%%

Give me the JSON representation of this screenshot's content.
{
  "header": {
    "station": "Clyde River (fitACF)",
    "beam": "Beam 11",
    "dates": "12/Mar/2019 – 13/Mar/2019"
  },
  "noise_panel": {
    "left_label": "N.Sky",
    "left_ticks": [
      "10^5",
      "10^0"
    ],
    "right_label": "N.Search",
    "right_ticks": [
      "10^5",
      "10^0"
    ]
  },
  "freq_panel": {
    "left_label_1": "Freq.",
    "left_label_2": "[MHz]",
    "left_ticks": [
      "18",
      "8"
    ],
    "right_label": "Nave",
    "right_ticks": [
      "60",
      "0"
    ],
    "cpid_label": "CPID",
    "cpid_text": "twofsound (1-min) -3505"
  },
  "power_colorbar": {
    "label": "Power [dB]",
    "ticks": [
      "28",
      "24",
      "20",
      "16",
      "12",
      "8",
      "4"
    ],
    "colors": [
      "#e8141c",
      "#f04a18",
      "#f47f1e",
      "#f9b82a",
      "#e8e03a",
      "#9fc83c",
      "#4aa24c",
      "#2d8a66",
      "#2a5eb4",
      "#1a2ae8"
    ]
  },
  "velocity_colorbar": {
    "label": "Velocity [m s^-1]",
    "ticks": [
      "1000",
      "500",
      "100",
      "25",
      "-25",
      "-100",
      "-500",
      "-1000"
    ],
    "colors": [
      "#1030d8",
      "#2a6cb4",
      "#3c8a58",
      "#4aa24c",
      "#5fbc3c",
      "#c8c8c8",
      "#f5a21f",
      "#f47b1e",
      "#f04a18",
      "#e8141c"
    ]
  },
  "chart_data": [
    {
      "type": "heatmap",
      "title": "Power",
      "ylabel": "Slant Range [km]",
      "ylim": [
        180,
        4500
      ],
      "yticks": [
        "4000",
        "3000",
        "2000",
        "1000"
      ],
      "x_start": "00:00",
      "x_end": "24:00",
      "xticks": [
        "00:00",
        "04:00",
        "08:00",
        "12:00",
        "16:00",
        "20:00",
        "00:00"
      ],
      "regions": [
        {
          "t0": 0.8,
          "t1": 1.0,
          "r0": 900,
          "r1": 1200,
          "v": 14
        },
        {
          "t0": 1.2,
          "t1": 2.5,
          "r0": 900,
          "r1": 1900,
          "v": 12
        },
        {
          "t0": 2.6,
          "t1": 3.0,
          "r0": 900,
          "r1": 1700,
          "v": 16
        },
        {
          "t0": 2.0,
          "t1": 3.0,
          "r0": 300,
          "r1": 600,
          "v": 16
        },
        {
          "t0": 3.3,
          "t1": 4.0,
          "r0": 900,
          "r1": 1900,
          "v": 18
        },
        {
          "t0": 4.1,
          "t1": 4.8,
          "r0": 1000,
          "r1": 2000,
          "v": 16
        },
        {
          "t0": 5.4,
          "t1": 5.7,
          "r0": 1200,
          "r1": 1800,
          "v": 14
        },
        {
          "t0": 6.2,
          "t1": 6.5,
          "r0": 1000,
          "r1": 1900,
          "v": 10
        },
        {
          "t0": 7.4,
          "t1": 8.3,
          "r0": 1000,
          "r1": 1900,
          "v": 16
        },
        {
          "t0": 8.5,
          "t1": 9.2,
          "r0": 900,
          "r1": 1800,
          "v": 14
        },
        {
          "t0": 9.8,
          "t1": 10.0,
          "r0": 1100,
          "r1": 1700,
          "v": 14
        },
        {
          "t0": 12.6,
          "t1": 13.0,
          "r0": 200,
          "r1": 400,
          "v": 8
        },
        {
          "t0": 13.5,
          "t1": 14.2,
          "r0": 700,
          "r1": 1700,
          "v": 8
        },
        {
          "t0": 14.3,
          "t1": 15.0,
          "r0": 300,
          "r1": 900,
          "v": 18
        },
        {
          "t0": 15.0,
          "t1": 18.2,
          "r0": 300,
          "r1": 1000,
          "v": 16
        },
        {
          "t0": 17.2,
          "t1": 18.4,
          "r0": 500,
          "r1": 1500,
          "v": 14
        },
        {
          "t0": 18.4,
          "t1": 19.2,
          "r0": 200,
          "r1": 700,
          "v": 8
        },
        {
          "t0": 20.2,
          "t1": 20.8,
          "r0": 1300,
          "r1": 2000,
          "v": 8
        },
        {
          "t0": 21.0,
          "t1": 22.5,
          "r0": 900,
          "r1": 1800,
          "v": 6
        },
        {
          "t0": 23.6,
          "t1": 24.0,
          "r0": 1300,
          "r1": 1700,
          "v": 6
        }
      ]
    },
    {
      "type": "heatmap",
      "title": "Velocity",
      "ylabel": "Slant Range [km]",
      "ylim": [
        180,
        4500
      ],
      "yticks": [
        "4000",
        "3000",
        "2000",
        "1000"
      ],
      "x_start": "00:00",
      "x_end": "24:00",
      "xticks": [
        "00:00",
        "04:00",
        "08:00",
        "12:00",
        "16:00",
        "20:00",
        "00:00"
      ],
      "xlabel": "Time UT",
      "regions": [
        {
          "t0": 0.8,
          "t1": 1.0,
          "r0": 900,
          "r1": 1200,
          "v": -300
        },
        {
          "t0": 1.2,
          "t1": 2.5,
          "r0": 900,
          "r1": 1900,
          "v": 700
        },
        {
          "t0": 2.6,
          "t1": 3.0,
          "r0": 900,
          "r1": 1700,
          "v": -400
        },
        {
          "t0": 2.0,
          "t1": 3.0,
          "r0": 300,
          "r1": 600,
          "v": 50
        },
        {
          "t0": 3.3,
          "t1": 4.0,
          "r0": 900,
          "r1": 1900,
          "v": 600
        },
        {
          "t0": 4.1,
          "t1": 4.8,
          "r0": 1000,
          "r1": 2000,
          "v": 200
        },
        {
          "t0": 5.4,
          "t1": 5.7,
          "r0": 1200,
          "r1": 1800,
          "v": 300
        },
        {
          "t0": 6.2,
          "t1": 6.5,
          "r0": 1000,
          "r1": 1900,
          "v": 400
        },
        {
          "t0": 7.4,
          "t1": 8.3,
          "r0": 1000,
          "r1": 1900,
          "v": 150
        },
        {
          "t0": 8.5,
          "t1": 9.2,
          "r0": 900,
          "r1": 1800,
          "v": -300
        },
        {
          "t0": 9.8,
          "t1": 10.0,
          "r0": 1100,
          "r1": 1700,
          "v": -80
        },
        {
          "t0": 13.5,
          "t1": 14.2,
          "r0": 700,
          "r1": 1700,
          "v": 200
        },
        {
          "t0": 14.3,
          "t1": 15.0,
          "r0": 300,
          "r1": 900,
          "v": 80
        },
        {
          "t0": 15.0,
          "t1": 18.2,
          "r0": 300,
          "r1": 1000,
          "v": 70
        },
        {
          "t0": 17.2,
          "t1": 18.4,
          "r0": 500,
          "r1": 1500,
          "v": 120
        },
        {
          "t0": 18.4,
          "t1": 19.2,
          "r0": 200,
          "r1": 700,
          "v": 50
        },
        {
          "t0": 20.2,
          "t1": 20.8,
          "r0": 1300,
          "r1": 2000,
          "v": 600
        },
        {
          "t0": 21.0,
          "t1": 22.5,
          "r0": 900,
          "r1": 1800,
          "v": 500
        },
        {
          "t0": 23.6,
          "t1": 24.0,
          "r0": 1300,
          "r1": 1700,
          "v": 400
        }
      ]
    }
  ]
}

%%

**WHAT YOU WILL DO**
Nothing may be left out: return each entry exactly as it reads.

**ANSWER TO THE TASK**
Give me the JSON representation of this screenshot's content.
{
  "header": {
    "station": "Clyde River (fitACF)",
    "beam": "Beam 11",
    "dates": "12/Mar/2019 – 13/Mar/2019"
  },
  "noise_panel": {
    "left_label": "N.Sky",
    "left_ticks": [
      "10^5",
      "10^0"
    ],
    "right_label": "N.Search",
    "right_ticks": [
      "10^5",
      "10^0"
    ]
  },
  "freq_panel": {
    "left_label_1": "Freq.",
    "left_label_2": "[MHz]",
    "left_ticks": [
      "18",
      "8"
    ],
    "right_label": "Nave",
    "right_ticks": [
      "60",
      "0"
    ],
    "cpid_label": "CPID",
    "cpid_text": "twofsound (1-min) -3505"
  },
  "power_colorbar": {
    "label": "Power [dB]",
    "ticks": [
      "28",
      "24",
      "20",
      "16",
      "12",
      "8",
      "4"
    ],
    "colors": [
      "#e8141c",
      "#f04a18",
      "#f47f1e",
      "#f9b82a",
      "#e8e03a",
      "#9fc83c",
      "#4aa24c",
      "#2d8a66",
      "#2a5eb4",
      "#1a2ae8"
    ]
  },
  "velocity_colorbar": {
    "label": "Velocity [m s^-1]",
    "ticks": [
      "1000",
      "500",
      "100",
      "25",
      "-25",
      "-100",
      "-500",
      "-1000"
    ],
    "colors": [
      "#1030d8",
      "#2a6cb4",
      "#3c8a58",
      "#4aa24c",
      "#5fbc3c",
      "#c8c8c8",
      "#f5a21f",
      "#f47b1e",
      "#f04a18",
      "#e8141c"
    ]
  },
  "chart_data": [
    {
      "type": "heatmap",
      "title": "Power",
      "ylabel": "Slant Range [km]",
      "ylim": [
        180,
        4500
      ],
      "yticks": [
        "4000",
        "3000",
        "2000",
        "1000"
      ],
      "x_start": "00:00",
      "x_end": "24:00",
      "xticks": [
        "00:00",
        "04:00",
        "08:00",
        "12:00",
        "16:00",
        "20:00",
        "00:00"
      ],
      "regions": [
        {
          "t0": 0.8,
          "t1": 1.0,
          "r0": 900,
          "r1": 1200,
          "v": 14
        },
        {
          "t0": 1.2,
          "t1": 2.5,
          "r0": 900,
          "r1": 1900,
          "v": 12
        },
        {
          "t0": 2.6,
          "t1": 3.0,
          "r0": 900,
          "r1": 1700,
          "v": 16
        },
        {
          "t0": 2.0,
          "t1": 3.0,
          "r0": 300,
          "r1": 600,
          "v": 16
        },
        {
          "t0": 3.3,
          "t1": 4.0,
          "r0": 900,
          "r1": 1900,
          "v": 18
        },
        {
          "t0": 4.1,
          "t1": 4.8,
          "r0": 1000,
          "r1": 2000,
          "v": 16
        },
        {
          "t0": 5.4,
          "t1": 5.7,
          "r0": 1200,
          "r1": 1800,
          "v": 14
        },
        {
          "t0": 6.2,
          "t1": 6.5,
          "r0": 1000,
          "r1": 1900,
          "v": 10
        },
        {
          "t0": 7.4,
          "t1": 8.3,
          "r0": 1000,
          "r1": 1900,
          "v": 16
        },
        {
          "t0": 8.5,
          "t1": 9.2,
          "r0": 900,
          "r1": 1800,
          "v": 14
        },
        {
          "t0": 9.8,
          "t1": 10.0,
          "r0": 1100,
          "r1": 1700,
          "v": 14
        },
        {
          "t0": 12.6,
          "t1": 13.0,
          "r0": 200,
          "r1": 400,
          "v": 8
        },
        {
          "t0": 13.5,
          "t1": 14.2,
          "r0": 700,
          "r1": 1700,
          "v": 8
        },
        {
          "t0": 14.3,
          "t1": 15.0,
          "r0": 300,
          "r1": 900,
          "v": 18
        },
        {
          "t0": 15.0,
          "t1": 18.2,
          "r0": 300,
          "r1": 1000,
          "v": 16
        },
        {
          "t0": 17.2,
          "t1": 18.4,
          "r0": 500,
          "r1": 1500,
          "v": 14
        },
        {
          "t0": 18.4,
          "t1": 19.2,
          "r0": 200,
          "r1": 700,
          "v": 8
        },
        {
          "t0": 20.2,
          "t1": 20.8,
          "r0": 1300,
          "r1": 2000,
          "v": 8
        },
        {
          "t0": 21.0,
          "t1": 22.5,
          "r0": 900,
          "r1": 1800,
          "v": 6
        },
        {
          "t0": 23.6,
          "t1": 24.0,
          "r0": 1300,
          "r1": 1700,
          "v": 6
        }
      ]
    },
    {
      "type": "heatmap",
      "title": "Velocity",
      "ylabel": "Slant Range [km]",
      "ylim": [
        180,
        4500
      ],
      "yticks": [
        "4000",
        "3000",
        "2000",
        "1000"
      ],
      "x_start": "00:00",
      "x_end": "24:00",
      "xticks": [
        "00:00",
        "04:00",
        "08:00",
        "12:00",
        "16:00",
        "20:00",
        "00:00"
      ],
      "xlabel": "Time UT",
      "regions": [
        {
          "t0": 0.8,
          "t1": 1.0,
          "r0": 900,
          "r1": 1200,
          "v": -300
        },
        {
          "t0": 1.2,
          "t1": 2.5,
          "r0": 900,
          "r1": 1900,
          "v": 700
        },
        {
          "t0": 2.6,
          "t1": 3.0,
          "r0": 900,
          "r1": 1700,
          "v": -400
        },
        {
          "t0": 2.0,
          "t1": 3.0,
          "r0": 300,
          "r1": 600,
          "v": 50
        },
        {
          "t0": 3.3,
          "t1": 4.0,
          "r0": 900,
          "r1": 1900,
          "v": 600
        },
        {
          "t0": 4.1,
          "t1": 4.8,
          "r0": 1000,
          "r1": 2000,
          "v": 200
        },
        {
          "t0": 5.4,
          "t1": 5.7,
          "r0": 1200,
          "r1": 1800,
          "v": 300
        },
        {
          "t0": 6.2,
          "t1": 6.5,
          "r0": 1000,
          "r1": 1900,
          "v": 400
        },
        {
          "t0": 7.4,
          "t1": 8.3,
          "r0": 1000,
          "r1": 1900,
          "v": 150
        },
        {
          "t0": 8.5,
          "t1": 9.2,
          "r0": 900,
          "r1": 1800,
          "v": -300
        },
        {
          "t0": 9.8,
          "t1": 10.0,
          "r0": 1100,
          "r1": 1700,
          "v": -80
        },
        {
          "t0": 13.5,
          "t1": 14.2,
          "r0": 700,
          "r1": 1700,
          "v": 200
        },
        {
          "t0": 14.3,
          "t1": 15.0,
          "r0": 300,
          "r1": 900,
          "v": 80
        },
        {
          "t0": 15.0,
          "t1": 18.2,
          "r0": 300,
          "r1": 1000,
          "v": 70
        },
        {
          "t0": 17.2,
          "t1": 18.4,
          "r0": 500,
          "r1": 1500,
          "v": 120
        },
        {
          "t0": 18.4,
          "t1": 19.2,
          "r0": 200,
          "r1": 700,
          "v": 50
        },
        {
          "t0": 20.2,
          "t1": 20.8,
          "r0": 1300,
          "r1": 2000,
          "v": 600
        },
        {
          "t0": 21.0,
          "t1": 22.5,
          "r0": 900,
          "r1": 1800,
          "v": 500
        },
        {
          "t0": 23.6,
          "t1": 24.0,
          "r0": 1300,
          "r1": 1700,
          "v": 400
        }
      ]
    }
  ]
}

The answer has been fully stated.